Explorer le document:
a) Répondez à ces questions sur le texte consacré à Émile Guillaume :
(i) De quelle région sa famille est-elle originaire ?
(ii) En quelle année s'installe-t-il à La Baule ?
(iii) Quelle mention figure sur le timbre dont la chambre de commerce lui commande les dessins ?
b) Recopiez un passage du texte sur Émile Guillaume : commencez aux mots « La famille d'Émile » et arrêtez-vous après « les années 1930[3]. ».
c) Veuillez poursuivre le texte sur Émile Guillaume après sa dernière phrase.

══ Texte à lire ══

La famille d'Émile Guillaume est originaire de Bretagne. Deux de ses aïeux ont été maires de Questembert. Il est élève à l'école des beaux-arts de Paris. En 1924, il contribue au décor du film Le Miracle des loups. En 1928, il s'installe à La Baule[2]. Là, il peint des fresques dans l'hôtel Plage et golf et dans plusieurs villas balnéaires dans les années 1930[3].
En 1944, lors de la Seconde Guerre mondiale, il se trouve dans la poche de Saint-Nazaire. La chambre de commerce de la ville lui commande des dessins pour un timbre postal, le seul portant la mention « front de l'Atlantique »[3].

═══
══ Données fournies ══

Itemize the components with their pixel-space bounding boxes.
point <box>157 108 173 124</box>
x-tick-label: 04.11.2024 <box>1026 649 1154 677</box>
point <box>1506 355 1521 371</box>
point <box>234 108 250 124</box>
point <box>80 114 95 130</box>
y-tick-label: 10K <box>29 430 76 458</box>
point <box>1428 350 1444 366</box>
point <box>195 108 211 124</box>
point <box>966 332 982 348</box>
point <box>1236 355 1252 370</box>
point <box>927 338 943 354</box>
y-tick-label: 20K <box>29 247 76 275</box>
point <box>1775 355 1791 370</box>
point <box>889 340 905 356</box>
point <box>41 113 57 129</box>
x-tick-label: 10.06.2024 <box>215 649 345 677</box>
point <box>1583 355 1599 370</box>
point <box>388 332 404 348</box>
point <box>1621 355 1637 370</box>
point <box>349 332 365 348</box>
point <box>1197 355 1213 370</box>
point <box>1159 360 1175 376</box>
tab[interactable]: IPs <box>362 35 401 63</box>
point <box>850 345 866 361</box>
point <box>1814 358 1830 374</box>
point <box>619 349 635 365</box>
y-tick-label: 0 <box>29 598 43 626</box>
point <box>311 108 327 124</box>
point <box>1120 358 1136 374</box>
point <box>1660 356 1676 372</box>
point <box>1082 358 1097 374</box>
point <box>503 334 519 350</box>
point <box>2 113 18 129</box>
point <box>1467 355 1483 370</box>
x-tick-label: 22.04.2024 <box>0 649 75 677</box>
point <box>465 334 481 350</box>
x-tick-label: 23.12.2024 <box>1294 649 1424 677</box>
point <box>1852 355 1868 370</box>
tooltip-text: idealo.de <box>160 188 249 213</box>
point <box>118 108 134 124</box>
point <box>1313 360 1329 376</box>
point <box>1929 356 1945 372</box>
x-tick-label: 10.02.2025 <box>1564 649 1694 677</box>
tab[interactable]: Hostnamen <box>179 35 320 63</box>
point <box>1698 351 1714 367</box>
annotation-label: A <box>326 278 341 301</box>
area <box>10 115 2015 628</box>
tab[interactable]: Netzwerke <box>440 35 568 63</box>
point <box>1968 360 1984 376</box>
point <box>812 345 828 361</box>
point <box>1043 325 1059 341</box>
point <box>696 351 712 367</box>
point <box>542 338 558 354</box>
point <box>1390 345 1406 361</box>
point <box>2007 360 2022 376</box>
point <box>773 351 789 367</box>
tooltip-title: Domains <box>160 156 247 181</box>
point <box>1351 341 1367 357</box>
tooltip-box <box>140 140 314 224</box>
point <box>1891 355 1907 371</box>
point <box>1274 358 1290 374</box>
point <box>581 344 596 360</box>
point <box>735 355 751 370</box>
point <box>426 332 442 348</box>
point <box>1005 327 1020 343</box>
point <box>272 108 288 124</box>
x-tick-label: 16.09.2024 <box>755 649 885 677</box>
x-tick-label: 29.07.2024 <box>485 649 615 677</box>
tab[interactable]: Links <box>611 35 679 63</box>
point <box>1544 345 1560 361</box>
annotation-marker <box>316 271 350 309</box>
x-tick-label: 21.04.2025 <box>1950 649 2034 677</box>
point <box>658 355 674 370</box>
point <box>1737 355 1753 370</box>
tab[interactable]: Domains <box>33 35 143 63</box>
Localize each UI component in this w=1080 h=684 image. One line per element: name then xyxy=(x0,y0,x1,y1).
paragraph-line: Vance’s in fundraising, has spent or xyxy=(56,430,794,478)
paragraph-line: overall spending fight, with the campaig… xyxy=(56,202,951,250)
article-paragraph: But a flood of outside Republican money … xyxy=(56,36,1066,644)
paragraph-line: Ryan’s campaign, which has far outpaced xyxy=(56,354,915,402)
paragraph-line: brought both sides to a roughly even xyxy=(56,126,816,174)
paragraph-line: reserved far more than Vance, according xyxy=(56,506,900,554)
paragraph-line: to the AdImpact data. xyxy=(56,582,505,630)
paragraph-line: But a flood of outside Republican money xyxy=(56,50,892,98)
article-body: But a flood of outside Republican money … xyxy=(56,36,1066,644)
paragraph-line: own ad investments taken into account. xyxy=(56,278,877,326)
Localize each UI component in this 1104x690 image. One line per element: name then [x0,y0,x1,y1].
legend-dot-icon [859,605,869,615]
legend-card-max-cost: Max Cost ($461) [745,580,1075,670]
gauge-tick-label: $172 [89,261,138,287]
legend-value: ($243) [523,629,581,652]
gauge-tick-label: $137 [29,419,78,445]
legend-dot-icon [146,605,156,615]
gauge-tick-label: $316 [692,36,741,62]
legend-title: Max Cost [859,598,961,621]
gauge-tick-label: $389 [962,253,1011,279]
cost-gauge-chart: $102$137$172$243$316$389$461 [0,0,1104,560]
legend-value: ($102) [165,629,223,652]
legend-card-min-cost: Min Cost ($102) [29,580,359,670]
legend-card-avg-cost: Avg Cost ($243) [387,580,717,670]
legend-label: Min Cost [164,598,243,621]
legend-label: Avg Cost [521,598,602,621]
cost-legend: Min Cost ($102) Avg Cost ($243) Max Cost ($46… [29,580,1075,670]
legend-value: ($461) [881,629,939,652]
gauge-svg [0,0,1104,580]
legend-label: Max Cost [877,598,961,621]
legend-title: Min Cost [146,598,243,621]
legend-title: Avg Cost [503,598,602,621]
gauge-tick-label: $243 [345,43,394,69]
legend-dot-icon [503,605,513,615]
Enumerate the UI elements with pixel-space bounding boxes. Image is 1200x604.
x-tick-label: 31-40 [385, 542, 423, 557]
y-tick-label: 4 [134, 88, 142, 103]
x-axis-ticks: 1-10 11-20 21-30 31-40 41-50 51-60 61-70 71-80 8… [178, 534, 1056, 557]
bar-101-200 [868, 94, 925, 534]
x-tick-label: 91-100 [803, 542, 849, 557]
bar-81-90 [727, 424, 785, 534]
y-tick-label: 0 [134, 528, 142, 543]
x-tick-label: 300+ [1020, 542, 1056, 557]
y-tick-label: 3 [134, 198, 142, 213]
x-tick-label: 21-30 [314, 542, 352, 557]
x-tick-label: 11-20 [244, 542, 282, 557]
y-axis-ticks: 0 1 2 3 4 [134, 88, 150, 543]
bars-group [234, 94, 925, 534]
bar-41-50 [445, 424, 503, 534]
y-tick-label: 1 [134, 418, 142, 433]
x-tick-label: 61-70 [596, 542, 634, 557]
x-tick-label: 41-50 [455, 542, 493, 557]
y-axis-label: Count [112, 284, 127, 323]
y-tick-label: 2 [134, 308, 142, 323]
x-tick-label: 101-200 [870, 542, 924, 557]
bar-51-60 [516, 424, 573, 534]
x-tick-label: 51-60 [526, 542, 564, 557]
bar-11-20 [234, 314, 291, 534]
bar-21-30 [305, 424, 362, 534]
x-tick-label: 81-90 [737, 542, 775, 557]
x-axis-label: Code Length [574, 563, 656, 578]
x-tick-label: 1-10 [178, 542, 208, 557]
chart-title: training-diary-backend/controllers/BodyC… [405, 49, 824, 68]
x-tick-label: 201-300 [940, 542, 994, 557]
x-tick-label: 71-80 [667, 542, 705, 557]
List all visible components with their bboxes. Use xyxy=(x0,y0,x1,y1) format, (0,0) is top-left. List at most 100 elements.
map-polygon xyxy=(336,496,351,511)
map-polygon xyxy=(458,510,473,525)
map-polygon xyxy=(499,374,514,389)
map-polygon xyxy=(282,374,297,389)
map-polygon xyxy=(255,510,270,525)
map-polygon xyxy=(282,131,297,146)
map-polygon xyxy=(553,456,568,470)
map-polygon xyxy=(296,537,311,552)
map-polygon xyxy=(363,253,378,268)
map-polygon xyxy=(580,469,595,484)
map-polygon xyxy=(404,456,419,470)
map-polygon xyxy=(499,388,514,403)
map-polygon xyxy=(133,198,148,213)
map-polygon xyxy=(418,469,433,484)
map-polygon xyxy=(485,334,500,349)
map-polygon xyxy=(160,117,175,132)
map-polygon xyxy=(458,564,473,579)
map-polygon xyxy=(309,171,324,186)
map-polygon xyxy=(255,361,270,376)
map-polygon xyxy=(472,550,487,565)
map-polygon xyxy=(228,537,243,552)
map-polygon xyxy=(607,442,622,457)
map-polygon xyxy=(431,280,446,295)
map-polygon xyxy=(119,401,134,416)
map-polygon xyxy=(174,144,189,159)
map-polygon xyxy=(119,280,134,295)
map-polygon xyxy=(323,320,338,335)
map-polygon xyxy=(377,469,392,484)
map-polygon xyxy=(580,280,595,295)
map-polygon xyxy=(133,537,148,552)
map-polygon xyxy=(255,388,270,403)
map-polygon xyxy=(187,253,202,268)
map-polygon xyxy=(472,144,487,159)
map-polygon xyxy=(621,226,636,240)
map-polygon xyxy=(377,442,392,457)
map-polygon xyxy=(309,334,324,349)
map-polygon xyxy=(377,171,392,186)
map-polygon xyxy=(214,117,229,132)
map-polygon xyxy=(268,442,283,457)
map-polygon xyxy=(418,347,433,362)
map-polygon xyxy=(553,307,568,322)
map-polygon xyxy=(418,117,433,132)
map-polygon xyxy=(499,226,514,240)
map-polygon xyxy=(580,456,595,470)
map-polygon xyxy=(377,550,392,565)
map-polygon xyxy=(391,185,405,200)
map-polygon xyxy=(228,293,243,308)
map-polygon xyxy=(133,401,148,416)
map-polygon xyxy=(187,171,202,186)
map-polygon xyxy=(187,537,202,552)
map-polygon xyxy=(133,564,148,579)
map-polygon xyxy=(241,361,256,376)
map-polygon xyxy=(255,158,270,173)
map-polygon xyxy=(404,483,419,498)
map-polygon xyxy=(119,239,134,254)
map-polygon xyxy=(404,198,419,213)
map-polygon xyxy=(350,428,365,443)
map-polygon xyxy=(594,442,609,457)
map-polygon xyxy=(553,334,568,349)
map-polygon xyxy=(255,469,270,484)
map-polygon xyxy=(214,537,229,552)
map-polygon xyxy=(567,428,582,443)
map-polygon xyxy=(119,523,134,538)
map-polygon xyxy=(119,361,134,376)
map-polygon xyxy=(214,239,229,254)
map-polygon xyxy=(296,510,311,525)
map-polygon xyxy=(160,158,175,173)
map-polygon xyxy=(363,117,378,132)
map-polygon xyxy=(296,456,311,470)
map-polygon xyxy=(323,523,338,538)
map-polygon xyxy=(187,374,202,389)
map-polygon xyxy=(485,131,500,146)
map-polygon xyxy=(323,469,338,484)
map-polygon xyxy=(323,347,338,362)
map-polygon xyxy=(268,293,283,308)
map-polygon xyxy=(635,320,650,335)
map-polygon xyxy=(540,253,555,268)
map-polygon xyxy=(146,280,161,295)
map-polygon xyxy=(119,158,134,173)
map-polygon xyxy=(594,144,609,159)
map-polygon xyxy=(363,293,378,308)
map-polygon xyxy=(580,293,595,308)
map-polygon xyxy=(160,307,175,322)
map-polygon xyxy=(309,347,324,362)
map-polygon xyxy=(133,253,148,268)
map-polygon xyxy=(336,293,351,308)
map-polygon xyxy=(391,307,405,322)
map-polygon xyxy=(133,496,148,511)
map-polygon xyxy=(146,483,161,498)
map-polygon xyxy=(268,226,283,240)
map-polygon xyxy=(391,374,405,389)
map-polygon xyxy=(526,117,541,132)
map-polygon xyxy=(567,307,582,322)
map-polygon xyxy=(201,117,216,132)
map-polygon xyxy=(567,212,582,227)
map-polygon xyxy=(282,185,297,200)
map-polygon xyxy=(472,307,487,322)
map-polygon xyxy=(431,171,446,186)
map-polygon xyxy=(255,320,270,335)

═══

Réponses fournies:
a)
(i) De Bretagne.
(ii) En 1928.
(iii) « front de l'Atlantique »

b)
La famille d'Émile Guillaume est originaire de Bretagne. Deux de ses aïeux ont été maires de Questembert. Il est élève à l'école des beaux-arts de Paris. En 1924, il contribue au décor du film Le Miracle des loups. En 1928, il s'installe à La Baule[2]. Là, il peint des fresques dans l'hôtel Plage et golf et dans plusieurs villas balnéaires dans les années 1930[3].

c)
Après guerre, il peint de nouvelles fresques, notamment celle du rideau du cinéma Trianon à Saint-Nazaire, et pour des loges maçonniques. Il conçoit également l'architecture de deux villas de La Baule : La Comoë (vers 1960[4]) et Hon Daou (cette dernière est sa propre demeure)[3],[5].
Vers 1932, il décore l'intérieur de la villa Messidor, construite par Adrien Grave[6]. Cette villa est classée patrimoine exceptionnel de La Baule[7].
Il dresse une carte de Bretagne ornée de dessins costumes traditionnels et de lieux remarquables, et réalise une série de cartes postales figurant des Bretonnes et Bretons[3].